— Extracts from a graphics dataset —
• • •
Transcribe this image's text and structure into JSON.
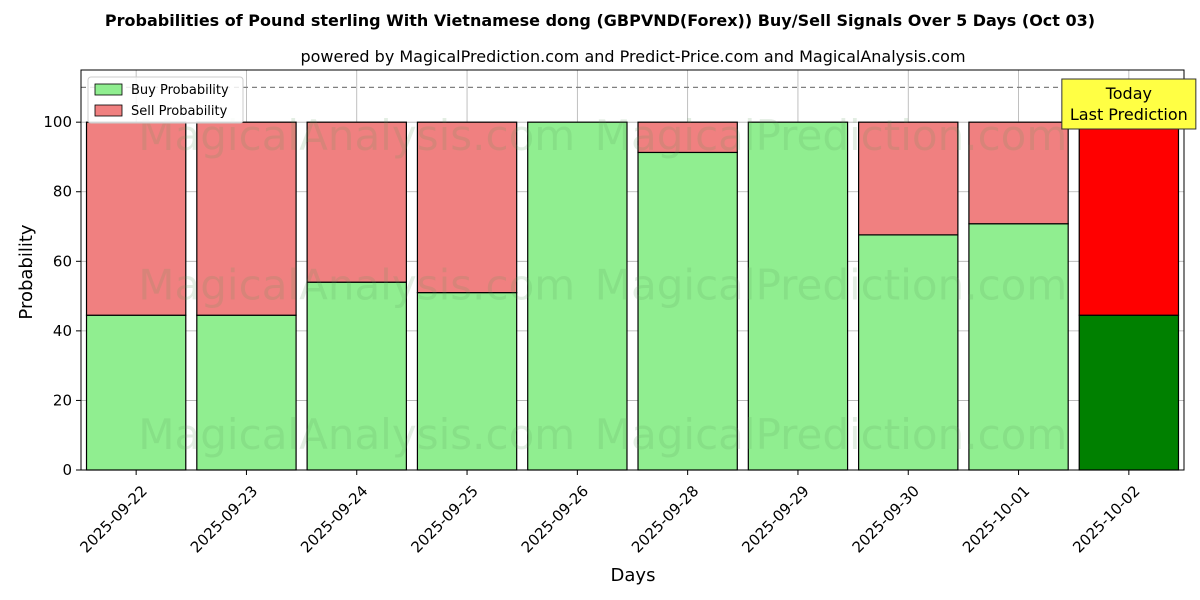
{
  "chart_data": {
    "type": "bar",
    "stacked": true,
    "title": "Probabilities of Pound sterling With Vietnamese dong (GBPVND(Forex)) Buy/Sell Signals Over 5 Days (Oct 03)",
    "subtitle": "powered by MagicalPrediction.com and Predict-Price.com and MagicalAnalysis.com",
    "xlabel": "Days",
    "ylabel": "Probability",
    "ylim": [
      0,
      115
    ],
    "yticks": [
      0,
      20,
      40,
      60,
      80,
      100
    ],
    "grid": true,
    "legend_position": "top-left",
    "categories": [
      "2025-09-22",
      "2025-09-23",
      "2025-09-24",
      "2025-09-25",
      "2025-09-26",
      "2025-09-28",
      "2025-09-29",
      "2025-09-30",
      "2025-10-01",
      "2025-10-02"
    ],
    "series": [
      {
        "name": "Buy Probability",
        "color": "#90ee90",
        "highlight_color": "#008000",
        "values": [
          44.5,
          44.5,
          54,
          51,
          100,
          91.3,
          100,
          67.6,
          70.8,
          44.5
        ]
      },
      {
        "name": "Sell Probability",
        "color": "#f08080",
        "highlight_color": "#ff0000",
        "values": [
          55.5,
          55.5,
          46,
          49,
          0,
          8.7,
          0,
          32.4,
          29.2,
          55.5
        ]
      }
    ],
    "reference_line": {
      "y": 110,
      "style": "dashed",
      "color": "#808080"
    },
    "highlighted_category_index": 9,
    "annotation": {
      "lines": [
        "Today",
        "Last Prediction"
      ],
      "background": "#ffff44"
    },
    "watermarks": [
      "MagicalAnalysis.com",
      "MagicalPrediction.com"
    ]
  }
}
• • •
— EXERCISE INSTRUCTIONS —
Working from the material above, transcribe it exactly while omitting pictures.

— FINISHED EXERCISE —
Transcribe this image's text and structure into JSON.
{
  "chart_data": {
    "type": "bar",
    "stacked": true,
    "title": "Probabilities of Pound sterling With Vietnamese dong (GBPVND(Forex)) Buy/Sell Signals Over 5 Days (Oct 03)",
    "subtitle": "powered by MagicalPrediction.com and Predict-Price.com and MagicalAnalysis.com",
    "xlabel": "Days",
    "ylabel": "Probability",
    "ylim": [
      0,
      115
    ],
    "yticks": [
      0,
      20,
      40,
      60,
      80,
      100
    ],
    "grid": true,
    "legend_position": "top-left",
    "categories": [
      "2025-09-22",
      "2025-09-23",
      "2025-09-24",
      "2025-09-25",
      "2025-09-26",
      "2025-09-28",
      "2025-09-29",
      "2025-09-30",
      "2025-10-01",
      "2025-10-02"
    ],
    "series": [
      {
        "name": "Buy Probability",
        "color": "#90ee90",
        "highlight_color": "#008000",
        "values": [
          44.5,
          44.5,
          54,
          51,
          100,
          91.3,
          100,
          67.6,
          70.8,
          44.5
        ]
      },
      {
        "name": "Sell Probability",
        "color": "#f08080",
        "highlight_color": "#ff0000",
        "values": [
          55.5,
          55.5,
          46,
          49,
          0,
          8.7,
          0,
          32.4,
          29.2,
          55.5
        ]
      }
    ],
    "reference_line": {
      "y": 110,
      "style": "dashed",
      "color": "#808080"
    },
    "highlighted_category_index": 9,
    "annotation": {
      "lines": [
        "Today",
        "Last Prediction"
      ],
      "background": "#ffff44"
    },
    "watermarks": [
      "MagicalAnalysis.com",
      "MagicalPrediction.com"
    ]
  }
}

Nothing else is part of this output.